··· Data for the task
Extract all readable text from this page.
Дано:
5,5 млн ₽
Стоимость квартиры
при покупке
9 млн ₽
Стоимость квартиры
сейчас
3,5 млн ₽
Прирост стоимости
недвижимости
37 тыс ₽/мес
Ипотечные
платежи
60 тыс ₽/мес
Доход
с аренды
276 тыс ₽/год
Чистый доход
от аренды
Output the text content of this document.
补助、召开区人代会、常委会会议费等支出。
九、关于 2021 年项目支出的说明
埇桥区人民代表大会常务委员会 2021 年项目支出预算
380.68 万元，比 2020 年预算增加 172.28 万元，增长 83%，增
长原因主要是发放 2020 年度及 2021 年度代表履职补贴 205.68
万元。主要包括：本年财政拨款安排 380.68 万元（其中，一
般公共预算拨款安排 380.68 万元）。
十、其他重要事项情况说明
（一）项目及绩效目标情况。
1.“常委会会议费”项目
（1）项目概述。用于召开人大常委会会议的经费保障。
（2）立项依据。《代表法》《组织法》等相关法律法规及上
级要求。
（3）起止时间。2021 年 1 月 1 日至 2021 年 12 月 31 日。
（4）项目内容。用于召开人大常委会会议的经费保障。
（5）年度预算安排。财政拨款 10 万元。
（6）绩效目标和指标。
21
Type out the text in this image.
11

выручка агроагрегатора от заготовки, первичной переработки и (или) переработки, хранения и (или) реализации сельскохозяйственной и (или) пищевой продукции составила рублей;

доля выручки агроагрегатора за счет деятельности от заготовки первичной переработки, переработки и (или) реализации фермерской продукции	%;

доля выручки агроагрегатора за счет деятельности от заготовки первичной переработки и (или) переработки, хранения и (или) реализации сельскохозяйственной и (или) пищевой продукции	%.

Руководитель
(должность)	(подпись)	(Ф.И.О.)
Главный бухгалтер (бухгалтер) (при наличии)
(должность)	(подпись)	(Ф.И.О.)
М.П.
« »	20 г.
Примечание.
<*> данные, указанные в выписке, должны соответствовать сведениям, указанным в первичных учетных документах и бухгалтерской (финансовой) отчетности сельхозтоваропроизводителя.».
······
Short problem:
Copy down the material exactly as written.

Written answer:
Extract all readable text from this page.
Дано:
5,5 млн ₽
Стоимость квартиры
при покупке
9 млн ₽
Стоимость квартиры
сейчас
3,5 млн ₽
Прирост стоимости
недвижимости
37 тыс ₽/мес
Ипотечные
платежи
60 тыс ₽/мес
Доход
с аренды
276 тыс ₽/год
Чистый доход
от аренды
Output the text content of this document.
补助、召开区人代会、常委会会议费等支出。
九、关于 2021 年项目支出的说明
埇桥区人民代表大会常务委员会 2021 年项目支出预算
380.68 万元，比 2020 年预算增加 172.28 万元，增长 83%，增
长原因主要是发放 2020 年度及 2021 年度代表履职补贴 205.68
万元。主要包括：本年财政拨款安排 380.68 万元（其中，一
般公共预算拨款安排 380.68 万元）。
十、其他重要事项情况说明
（一）项目及绩效目标情况。
1.“常委会会议费”项目
（1）项目概述。用于召开人大常委会会议的经费保障。
（2）立项依据。《代表法》《组织法》等相关法律法规及上
级要求。
（3）起止时间。2021 年 1 月 1 日至 2021 年 12 月 31 日。
（4）项目内容。用于召开人大常委会会议的经费保障。
（5）年度预算安排。财政拨款 10 万元。
（6）绩效目标和指标。
21
Type out the text in this image.
11

выручка агроагрегатора от заготовки, первичной переработки и (или) переработки, хранения и (или) реализации сельскохозяйственной и (или) пищевой продукции составила рублей;

доля выручки агроагрегатора за счет деятельности от заготовки первичной переработки, переработки и (или) реализации фермерской продукции	%;

доля выручки агроагрегатора за счет деятельности от заготовки первичной переработки и (или) переработки, хранения и (или) реализации сельскохозяйственной и (или) пищевой продукции	%.

Руководитель
(должность)	(подпись)	(Ф.И.О.)
Главный бухгалтер (бухгалтер) (при наличии)
(должность)	(подпись)	(Ф.И.О.)
М.П.
« »	20 г.
Примечание.
<*> данные, указанные в выписке, должны соответствовать сведениям, указанным в первичных учетных документах и бухгалтерской (финансовой) отчетности сельхозтоваропроизводителя.».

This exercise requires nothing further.